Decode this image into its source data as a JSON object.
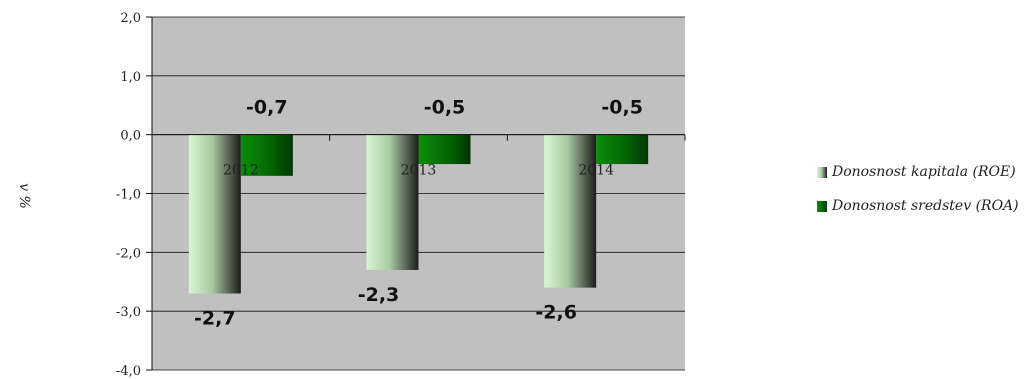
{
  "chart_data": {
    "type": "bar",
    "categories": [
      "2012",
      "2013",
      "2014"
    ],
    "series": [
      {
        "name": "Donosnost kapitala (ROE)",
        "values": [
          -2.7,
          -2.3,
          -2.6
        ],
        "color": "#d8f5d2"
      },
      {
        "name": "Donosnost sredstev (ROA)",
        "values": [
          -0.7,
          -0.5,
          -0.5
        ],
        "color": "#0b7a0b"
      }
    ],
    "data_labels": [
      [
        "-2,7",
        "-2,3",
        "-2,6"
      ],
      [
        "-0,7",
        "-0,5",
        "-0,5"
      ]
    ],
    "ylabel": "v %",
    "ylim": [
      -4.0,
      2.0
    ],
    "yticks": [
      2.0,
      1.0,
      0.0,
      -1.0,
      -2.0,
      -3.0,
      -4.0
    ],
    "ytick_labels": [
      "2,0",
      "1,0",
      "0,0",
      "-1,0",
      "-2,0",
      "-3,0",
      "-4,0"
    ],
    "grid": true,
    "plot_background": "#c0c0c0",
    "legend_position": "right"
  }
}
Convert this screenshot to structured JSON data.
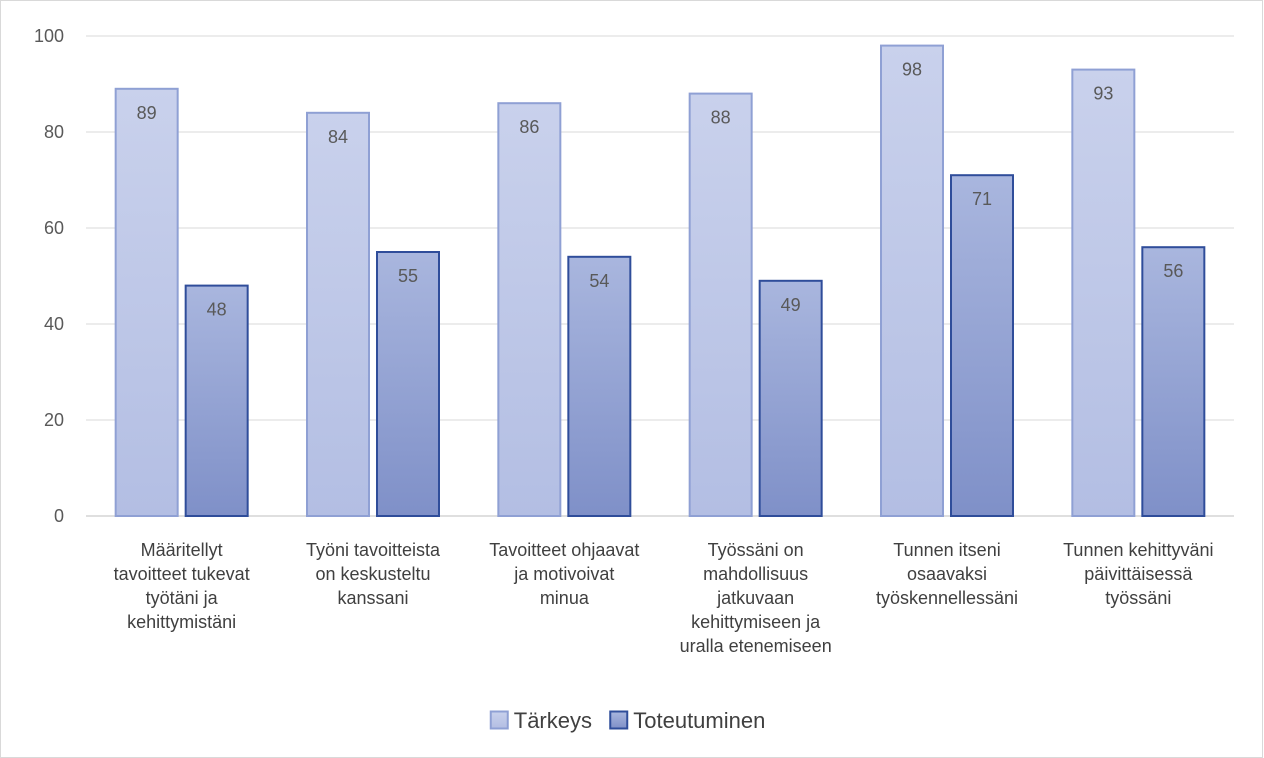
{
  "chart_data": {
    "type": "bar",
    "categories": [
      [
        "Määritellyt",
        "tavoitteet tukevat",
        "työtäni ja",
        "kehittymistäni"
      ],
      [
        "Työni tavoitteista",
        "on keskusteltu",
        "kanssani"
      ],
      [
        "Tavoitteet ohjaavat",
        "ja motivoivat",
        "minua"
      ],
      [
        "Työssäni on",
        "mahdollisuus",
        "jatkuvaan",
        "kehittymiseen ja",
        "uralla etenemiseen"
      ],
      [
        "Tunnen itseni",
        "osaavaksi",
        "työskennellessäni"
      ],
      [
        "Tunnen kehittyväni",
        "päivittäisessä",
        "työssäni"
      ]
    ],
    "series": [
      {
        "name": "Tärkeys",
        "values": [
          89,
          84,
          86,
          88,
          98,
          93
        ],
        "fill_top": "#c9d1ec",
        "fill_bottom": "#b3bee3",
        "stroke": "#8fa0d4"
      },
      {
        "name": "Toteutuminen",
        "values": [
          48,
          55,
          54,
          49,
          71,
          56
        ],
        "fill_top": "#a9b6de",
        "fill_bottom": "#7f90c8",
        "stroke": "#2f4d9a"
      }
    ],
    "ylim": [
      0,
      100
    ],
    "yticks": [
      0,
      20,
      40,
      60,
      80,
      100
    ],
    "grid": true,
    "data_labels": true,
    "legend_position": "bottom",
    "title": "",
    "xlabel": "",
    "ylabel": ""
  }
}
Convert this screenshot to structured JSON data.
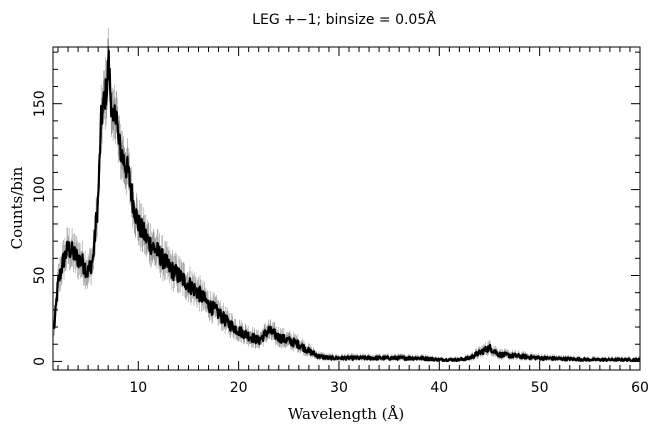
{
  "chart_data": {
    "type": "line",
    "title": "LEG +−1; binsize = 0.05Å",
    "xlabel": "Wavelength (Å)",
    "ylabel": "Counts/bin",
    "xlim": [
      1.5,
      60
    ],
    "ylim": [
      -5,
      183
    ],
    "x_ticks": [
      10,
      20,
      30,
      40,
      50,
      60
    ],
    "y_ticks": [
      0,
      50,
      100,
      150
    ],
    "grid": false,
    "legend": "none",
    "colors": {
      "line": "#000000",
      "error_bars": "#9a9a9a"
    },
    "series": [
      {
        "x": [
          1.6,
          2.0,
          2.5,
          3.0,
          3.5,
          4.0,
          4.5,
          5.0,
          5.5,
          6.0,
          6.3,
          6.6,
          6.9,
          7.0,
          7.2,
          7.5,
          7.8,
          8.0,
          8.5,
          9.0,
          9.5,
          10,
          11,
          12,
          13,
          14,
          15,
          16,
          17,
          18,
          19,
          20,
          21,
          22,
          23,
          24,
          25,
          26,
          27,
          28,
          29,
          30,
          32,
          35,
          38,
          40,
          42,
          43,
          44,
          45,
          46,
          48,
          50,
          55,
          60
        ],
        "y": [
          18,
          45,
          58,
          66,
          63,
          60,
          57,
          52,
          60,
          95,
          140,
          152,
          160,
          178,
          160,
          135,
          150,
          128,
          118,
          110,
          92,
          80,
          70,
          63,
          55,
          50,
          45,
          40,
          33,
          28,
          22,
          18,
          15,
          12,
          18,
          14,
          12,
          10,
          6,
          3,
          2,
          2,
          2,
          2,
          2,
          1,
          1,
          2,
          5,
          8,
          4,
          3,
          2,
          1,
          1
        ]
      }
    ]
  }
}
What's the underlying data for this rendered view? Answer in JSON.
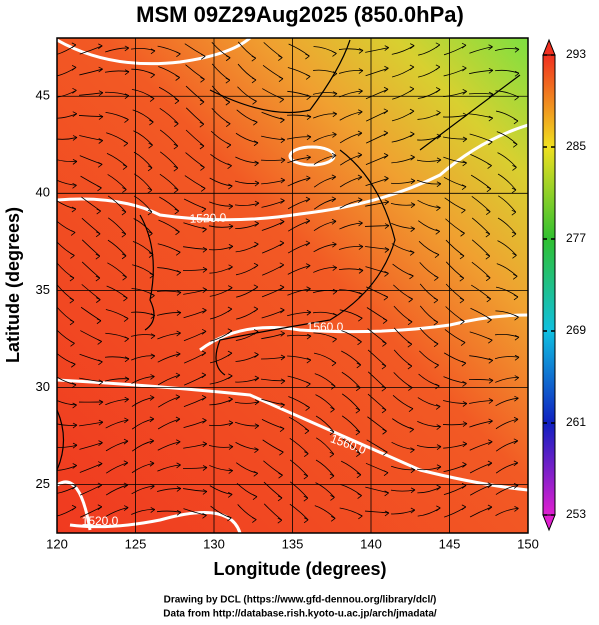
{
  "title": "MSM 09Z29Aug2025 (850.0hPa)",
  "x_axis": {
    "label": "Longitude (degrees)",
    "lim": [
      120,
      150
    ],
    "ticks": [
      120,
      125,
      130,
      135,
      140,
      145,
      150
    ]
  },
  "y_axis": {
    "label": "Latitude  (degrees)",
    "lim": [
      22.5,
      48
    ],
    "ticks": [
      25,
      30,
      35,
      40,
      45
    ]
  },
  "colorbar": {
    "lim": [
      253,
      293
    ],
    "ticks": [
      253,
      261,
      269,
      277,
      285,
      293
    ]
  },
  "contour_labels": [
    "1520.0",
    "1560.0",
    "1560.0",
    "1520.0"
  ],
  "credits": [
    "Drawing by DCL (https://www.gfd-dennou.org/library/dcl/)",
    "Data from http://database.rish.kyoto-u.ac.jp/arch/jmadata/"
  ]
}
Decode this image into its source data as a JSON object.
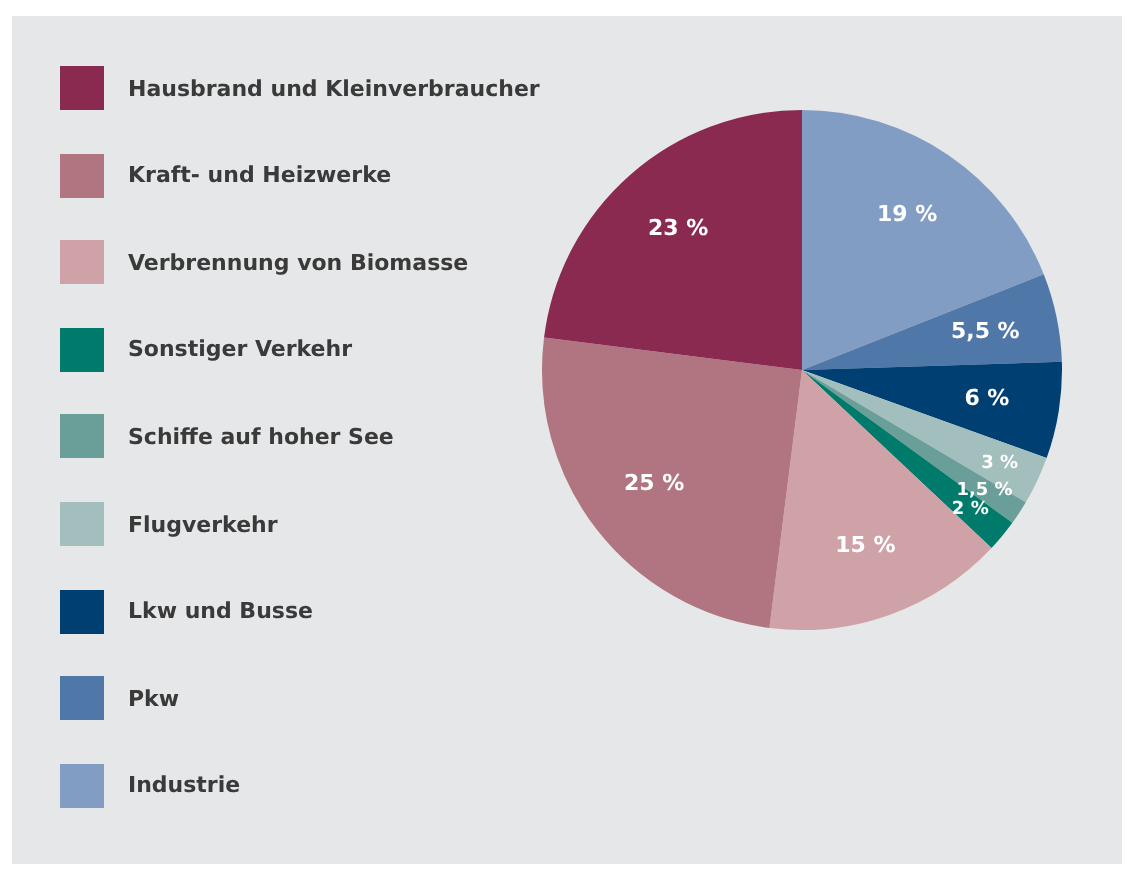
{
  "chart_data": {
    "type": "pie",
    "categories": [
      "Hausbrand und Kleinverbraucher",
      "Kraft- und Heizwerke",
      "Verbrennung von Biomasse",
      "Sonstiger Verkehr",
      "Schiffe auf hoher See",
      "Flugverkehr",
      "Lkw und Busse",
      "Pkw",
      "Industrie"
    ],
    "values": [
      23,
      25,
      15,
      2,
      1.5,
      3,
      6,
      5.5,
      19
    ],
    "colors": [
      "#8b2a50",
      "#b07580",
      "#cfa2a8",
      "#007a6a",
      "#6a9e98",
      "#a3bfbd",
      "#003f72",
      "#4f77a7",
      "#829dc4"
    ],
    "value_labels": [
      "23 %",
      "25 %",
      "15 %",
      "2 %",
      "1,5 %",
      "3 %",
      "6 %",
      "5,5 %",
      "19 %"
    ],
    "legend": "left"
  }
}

_____

Omit the images and transcribe all of the records above word for word.

:: FINAL ANSWER ::
Decode this image into its source data as a JSON object.
{
  "chart_data": {
    "type": "bar",
    "categories": [
      "2012",
      "2013",
      "2014"
    ],
    "series": [
      {
        "name": "Donosnost kapitala (ROE)",
        "values": [
          -2.7,
          -2.3,
          -2.6
        ],
        "color": "#d8f5d2"
      },
      {
        "name": "Donosnost sredstev (ROA)",
        "values": [
          -0.7,
          -0.5,
          -0.5
        ],
        "color": "#0b7a0b"
      }
    ],
    "data_labels": [
      [
        "-2,7",
        "-2,3",
        "-2,6"
      ],
      [
        "-0,7",
        "-0,5",
        "-0,5"
      ]
    ],
    "ylabel": "v %",
    "ylim": [
      -4.0,
      2.0
    ],
    "yticks": [
      2.0,
      1.0,
      0.0,
      -1.0,
      -2.0,
      -3.0,
      -4.0
    ],
    "ytick_labels": [
      "2,0",
      "1,0",
      "0,0",
      "-1,0",
      "-2,0",
      "-3,0",
      "-4,0"
    ],
    "grid": true,
    "plot_background": "#c0c0c0",
    "legend_position": "right"
  }
}
Convert this screenshot to structured JSON data.
{
  "chart_data": {
    "type": "bar",
    "categories": [
      [
        "Määritellyt",
        "tavoitteet tukevat",
        "työtäni ja",
        "kehittymistäni"
      ],
      [
        "Työni tavoitteista",
        "on keskusteltu",
        "kanssani"
      ],
      [
        "Tavoitteet ohjaavat",
        "ja motivoivat",
        "minua"
      ],
      [
        "Työssäni on",
        "mahdollisuus",
        "jatkuvaan",
        "kehittymiseen ja",
        "uralla etenemiseen"
      ],
      [
        "Tunnen itseni",
        "osaavaksi",
        "työskennellessäni"
      ],
      [
        "Tunnen kehittyväni",
        "päivittäisessä",
        "työssäni"
      ]
    ],
    "series": [
      {
        "name": "Tärkeys",
        "values": [
          89,
          84,
          86,
          88,
          98,
          93
        ],
        "fill_top": "#c9d1ec",
        "fill_bottom": "#b3bee3",
        "stroke": "#8fa0d4"
      },
      {
        "name": "Toteutuminen",
        "values": [
          48,
          55,
          54,
          49,
          71,
          56
        ],
        "fill_top": "#a9b6de",
        "fill_bottom": "#7f90c8",
        "stroke": "#2f4d9a"
      }
    ],
    "ylim": [
      0,
      100
    ],
    "yticks": [
      0,
      20,
      40,
      60,
      80,
      100
    ],
    "grid": true,
    "data_labels": true,
    "legend_position": "bottom",
    "title": "",
    "xlabel": "",
    "ylabel": ""
  }
}
Convert this screenshot to structured JSON data.
{
  "chart_data": {
    "type": "line",
    "title": "LEG +−1; binsize = 0.05Å",
    "xlabel": "Wavelength (Å)",
    "ylabel": "Counts/bin",
    "xlim": [
      1.5,
      60
    ],
    "ylim": [
      -5,
      183
    ],
    "x_ticks": [
      10,
      20,
      30,
      40,
      50,
      60
    ],
    "y_ticks": [
      0,
      50,
      100,
      150
    ],
    "grid": false,
    "legend": "none",
    "colors": {
      "line": "#000000",
      "error_bars": "#9a9a9a"
    },
    "series": [
      {
        "x": [
          1.6,
          2.0,
          2.5,
          3.0,
          3.5,
          4.0,
          4.5,
          5.0,
          5.5,
          6.0,
          6.3,
          6.6,
          6.9,
          7.0,
          7.2,
          7.5,
          7.8,
          8.0,
          8.5,
          9.0,
          9.5,
          10,
          11,
          12,
          13,
          14,
          15,
          16,
          17,
          18,
          19,
          20,
          21,
          22,
          23,
          24,
          25,
          26,
          27,
          28,
          29,
          30,
          32,
          35,
          38,
          40,
          42,
          43,
          44,
          45,
          46,
          48,
          50,
          55,
          60
        ],
        "y": [
          18,
          45,
          58,
          66,
          63,
          60,
          57,
          52,
          60,
          95,
          140,
          152,
          160,
          178,
          160,
          135,
          150,
          128,
          118,
          110,
          92,
          80,
          70,
          63,
          55,
          50,
          45,
          40,
          33,
          28,
          22,
          18,
          15,
          12,
          18,
          14,
          12,
          10,
          6,
          3,
          2,
          2,
          2,
          2,
          2,
          1,
          1,
          2,
          5,
          8,
          4,
          3,
          2,
          1,
          1
        ]
      }
    ]
  }
}
What's the underlying data for this rendered view? Answer in JSON.
{
  "title": "MSM 09Z29Aug2025 (850.0hPa)",
  "x_axis": {
    "label": "Longitude (degrees)",
    "lim": [
      120,
      150
    ],
    "ticks": [
      120,
      125,
      130,
      135,
      140,
      145,
      150
    ]
  },
  "y_axis": {
    "label": "Latitude  (degrees)",
    "lim": [
      22.5,
      48
    ],
    "ticks": [
      25,
      30,
      35,
      40,
      45
    ]
  },
  "colorbar": {
    "lim": [
      253,
      293
    ],
    "ticks": [
      253,
      261,
      269,
      277,
      285,
      293
    ]
  },
  "contour_labels": [
    "1520.0",
    "1560.0",
    "1560.0",
    "1520.0"
  ],
  "credits": [
    "Drawing by DCL (https://www.gfd-dennou.org/library/dcl/)",
    "Data from http://database.rish.kyoto-u.ac.jp/arch/jmadata/"
  ]
}
Decode this image into its source data as a JSON object.
{
  "chart_data": {
    "type": "pie",
    "categories": [
      "Hausbrand und Kleinverbraucher",
      "Kraft- und Heizwerke",
      "Verbrennung von Biomasse",
      "Sonstiger Verkehr",
      "Schiffe auf hoher See",
      "Flugverkehr",
      "Lkw und Busse",
      "Pkw",
      "Industrie"
    ],
    "values": [
      23,
      25,
      15,
      2,
      1.5,
      3,
      6,
      5.5,
      19
    ],
    "colors": [
      "#8b2a50",
      "#b07580",
      "#cfa2a8",
      "#007a6a",
      "#6a9e98",
      "#a3bfbd",
      "#003f72",
      "#4f77a7",
      "#829dc4"
    ],
    "value_labels": [
      "23 %",
      "25 %",
      "15 %",
      "2 %",
      "1,5 %",
      "3 %",
      "6 %",
      "5,5 %",
      "19 %"
    ],
    "legend": "left"
  }
}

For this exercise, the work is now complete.